Requirement - Down to the last line, write out the entries below exactly and omit all pictures.

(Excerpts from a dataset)
────

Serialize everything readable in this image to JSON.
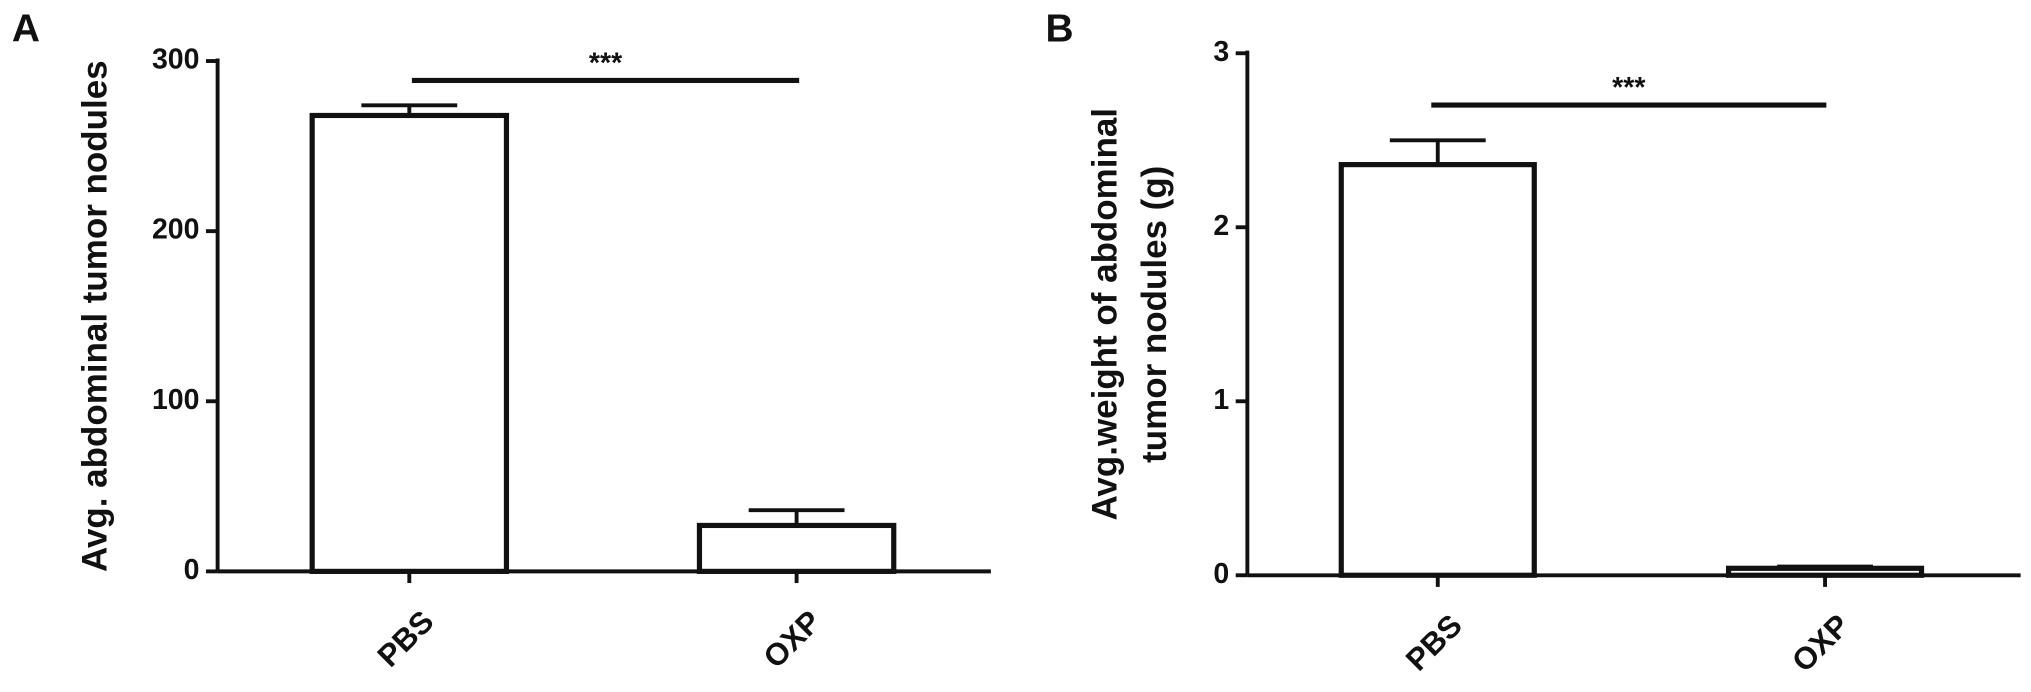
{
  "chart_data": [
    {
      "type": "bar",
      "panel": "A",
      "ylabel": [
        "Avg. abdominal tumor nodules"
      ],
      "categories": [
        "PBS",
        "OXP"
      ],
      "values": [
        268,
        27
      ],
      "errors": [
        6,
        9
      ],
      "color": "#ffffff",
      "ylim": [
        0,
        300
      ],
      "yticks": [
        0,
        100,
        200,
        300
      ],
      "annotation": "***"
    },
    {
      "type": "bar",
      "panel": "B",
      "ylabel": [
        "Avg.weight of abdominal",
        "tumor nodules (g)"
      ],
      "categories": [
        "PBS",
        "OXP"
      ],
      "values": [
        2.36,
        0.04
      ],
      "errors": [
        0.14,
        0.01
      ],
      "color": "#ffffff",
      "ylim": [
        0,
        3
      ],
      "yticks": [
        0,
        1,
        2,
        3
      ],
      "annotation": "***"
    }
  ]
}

────

Result -
Serialize everything readable in this image to JSON.
{
  "chart_data": [
    {
      "type": "bar",
      "panel": "A",
      "ylabel": [
        "Avg. abdominal tumor nodules"
      ],
      "categories": [
        "PBS",
        "OXP"
      ],
      "values": [
        268,
        27
      ],
      "errors": [
        6,
        9
      ],
      "color": "#ffffff",
      "ylim": [
        0,
        300
      ],
      "yticks": [
        0,
        100,
        200,
        300
      ],
      "annotation": "***"
    },
    {
      "type": "bar",
      "panel": "B",
      "ylabel": [
        "Avg.weight of abdominal",
        "tumor nodules (g)"
      ],
      "categories": [
        "PBS",
        "OXP"
      ],
      "values": [
        2.36,
        0.04
      ],
      "errors": [
        0.14,
        0.01
      ],
      "color": "#ffffff",
      "ylim": [
        0,
        3
      ],
      "yticks": [
        0,
        1,
        2,
        3
      ],
      "annotation": "***"
    }
  ]
}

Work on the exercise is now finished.